(Aim): Write out the data again in full, exactly as it reads.

(Data supplied):
--------------------

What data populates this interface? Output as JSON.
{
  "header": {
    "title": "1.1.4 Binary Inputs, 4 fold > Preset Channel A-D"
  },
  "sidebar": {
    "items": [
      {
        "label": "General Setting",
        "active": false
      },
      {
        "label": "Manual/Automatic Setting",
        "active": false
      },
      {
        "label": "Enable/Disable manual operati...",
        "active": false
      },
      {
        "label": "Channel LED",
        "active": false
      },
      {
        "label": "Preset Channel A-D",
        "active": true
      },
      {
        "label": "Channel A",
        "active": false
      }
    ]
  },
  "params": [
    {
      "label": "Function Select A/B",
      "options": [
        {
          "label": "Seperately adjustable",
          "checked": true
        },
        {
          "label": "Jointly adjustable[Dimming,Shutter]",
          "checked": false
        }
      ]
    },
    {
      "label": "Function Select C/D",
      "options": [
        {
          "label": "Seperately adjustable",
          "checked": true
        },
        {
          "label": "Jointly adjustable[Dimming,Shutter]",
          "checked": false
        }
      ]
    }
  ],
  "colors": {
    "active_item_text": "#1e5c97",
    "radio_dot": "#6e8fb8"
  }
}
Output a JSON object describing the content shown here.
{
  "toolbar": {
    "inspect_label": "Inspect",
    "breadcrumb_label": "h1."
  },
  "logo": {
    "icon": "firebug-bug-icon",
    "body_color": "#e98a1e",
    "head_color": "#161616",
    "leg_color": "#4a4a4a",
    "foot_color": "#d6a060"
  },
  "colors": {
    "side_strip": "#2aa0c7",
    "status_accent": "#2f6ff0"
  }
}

--------------------

(Reply):
What data populates this interface? Output as JSON.
{
  "header": {
    "title": "1.1.4 Binary Inputs, 4 fold > Preset Channel A-D"
  },
  "sidebar": {
    "items": [
      {
        "label": "General Setting",
        "active": false
      },
      {
        "label": "Manual/Automatic Setting",
        "active": false
      },
      {
        "label": "Enable/Disable manual operati...",
        "active": false
      },
      {
        "label": "Channel LED",
        "active": false
      },
      {
        "label": "Preset Channel A-D",
        "active": true
      },
      {
        "label": "Channel A",
        "active": false
      }
    ]
  },
  "params": [
    {
      "label": "Function Select A/B",
      "options": [
        {
          "label": "Seperately adjustable",
          "checked": true
        },
        {
          "label": "Jointly adjustable[Dimming,Shutter]",
          "checked": false
        }
      ]
    },
    {
      "label": "Function Select C/D",
      "options": [
        {
          "label": "Seperately adjustable",
          "checked": true
        },
        {
          "label": "Jointly adjustable[Dimming,Shutter]",
          "checked": false
        }
      ]
    }
  ],
  "colors": {
    "active_item_text": "#1e5c97",
    "radio_dot": "#6e8fb8"
  }
}
Output a JSON object describing the content shown here.
{
  "toolbar": {
    "inspect_label": "Inspect",
    "breadcrumb_label": "h1."
  },
  "logo": {
    "icon": "firebug-bug-icon",
    "body_color": "#e98a1e",
    "head_color": "#161616",
    "leg_color": "#4a4a4a",
    "foot_color": "#d6a060"
  },
  "colors": {
    "side_strip": "#2aa0c7",
    "status_accent": "#2f6ff0"
  }
}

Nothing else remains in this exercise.